[EXERCISE TASK]
Answer with one number: the count of lines in the listing below that hold the word "JSON".

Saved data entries
****

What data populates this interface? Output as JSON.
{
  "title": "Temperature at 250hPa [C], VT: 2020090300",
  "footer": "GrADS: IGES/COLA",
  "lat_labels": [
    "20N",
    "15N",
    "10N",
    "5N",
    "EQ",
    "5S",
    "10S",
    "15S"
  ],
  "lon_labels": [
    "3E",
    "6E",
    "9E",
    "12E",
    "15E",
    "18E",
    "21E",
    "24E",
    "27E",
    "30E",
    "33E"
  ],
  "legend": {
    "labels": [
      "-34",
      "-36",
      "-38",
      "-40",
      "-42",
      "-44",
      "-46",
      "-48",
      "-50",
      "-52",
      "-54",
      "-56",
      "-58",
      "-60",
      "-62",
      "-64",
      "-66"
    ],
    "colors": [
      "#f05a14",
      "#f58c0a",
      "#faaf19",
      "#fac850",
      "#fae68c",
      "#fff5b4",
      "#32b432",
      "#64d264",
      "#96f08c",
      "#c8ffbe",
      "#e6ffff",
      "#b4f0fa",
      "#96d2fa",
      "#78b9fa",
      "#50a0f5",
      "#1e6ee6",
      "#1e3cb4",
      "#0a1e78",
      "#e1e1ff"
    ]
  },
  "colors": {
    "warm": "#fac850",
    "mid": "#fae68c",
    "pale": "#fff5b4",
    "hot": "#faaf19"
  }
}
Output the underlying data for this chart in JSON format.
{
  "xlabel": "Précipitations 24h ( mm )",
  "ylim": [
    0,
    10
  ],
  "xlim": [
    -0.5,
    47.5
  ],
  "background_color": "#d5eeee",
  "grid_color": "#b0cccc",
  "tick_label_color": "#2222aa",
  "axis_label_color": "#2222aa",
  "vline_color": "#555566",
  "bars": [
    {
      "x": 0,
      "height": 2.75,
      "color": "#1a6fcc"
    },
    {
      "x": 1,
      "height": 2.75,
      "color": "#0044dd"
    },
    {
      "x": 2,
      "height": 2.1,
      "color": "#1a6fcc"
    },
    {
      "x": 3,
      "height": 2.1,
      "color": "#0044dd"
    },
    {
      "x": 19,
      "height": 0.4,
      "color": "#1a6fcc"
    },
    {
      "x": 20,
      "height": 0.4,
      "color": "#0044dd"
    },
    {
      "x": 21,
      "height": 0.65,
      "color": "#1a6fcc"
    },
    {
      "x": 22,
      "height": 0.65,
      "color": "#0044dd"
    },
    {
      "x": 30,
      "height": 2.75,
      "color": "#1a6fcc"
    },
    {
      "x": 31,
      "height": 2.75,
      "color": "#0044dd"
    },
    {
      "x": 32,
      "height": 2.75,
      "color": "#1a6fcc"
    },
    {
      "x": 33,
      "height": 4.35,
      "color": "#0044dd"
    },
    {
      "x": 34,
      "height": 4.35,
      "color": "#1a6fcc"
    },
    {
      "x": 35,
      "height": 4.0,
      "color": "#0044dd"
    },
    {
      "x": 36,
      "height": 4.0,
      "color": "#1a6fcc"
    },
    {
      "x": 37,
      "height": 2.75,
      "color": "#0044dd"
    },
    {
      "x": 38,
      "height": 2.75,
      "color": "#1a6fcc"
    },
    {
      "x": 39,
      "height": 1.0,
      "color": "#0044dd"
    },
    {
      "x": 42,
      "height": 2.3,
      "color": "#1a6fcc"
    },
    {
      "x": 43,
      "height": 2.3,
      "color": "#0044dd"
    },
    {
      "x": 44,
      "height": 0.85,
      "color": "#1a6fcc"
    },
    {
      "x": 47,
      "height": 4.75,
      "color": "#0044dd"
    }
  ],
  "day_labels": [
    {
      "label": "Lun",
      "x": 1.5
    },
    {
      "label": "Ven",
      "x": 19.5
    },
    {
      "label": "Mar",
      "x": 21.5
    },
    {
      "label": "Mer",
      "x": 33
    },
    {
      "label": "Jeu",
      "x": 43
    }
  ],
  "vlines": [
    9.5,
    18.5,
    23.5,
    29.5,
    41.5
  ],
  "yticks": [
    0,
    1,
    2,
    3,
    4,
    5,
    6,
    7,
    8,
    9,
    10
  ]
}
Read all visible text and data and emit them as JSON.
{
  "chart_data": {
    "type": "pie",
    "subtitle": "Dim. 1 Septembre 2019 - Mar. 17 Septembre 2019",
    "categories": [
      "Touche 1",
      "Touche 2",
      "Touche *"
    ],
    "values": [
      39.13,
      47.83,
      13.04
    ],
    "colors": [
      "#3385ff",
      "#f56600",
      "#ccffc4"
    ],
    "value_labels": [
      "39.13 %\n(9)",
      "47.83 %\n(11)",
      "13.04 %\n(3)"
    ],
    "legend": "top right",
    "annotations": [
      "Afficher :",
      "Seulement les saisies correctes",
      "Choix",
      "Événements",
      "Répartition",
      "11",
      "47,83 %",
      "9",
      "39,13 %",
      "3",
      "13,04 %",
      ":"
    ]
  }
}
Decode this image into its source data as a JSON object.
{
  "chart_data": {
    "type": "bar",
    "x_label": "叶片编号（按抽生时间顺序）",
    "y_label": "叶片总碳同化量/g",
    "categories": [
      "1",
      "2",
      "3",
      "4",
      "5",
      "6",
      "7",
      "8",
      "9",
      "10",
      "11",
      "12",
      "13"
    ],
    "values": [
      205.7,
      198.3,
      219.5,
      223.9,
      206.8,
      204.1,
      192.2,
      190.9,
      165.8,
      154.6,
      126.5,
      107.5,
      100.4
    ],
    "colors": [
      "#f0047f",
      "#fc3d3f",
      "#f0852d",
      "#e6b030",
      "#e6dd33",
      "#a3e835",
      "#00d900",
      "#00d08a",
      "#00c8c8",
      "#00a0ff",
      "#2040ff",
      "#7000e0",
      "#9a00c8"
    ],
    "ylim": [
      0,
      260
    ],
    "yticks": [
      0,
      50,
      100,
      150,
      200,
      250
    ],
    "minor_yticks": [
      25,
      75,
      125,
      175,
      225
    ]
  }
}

****

[TASK OUTPUT]
4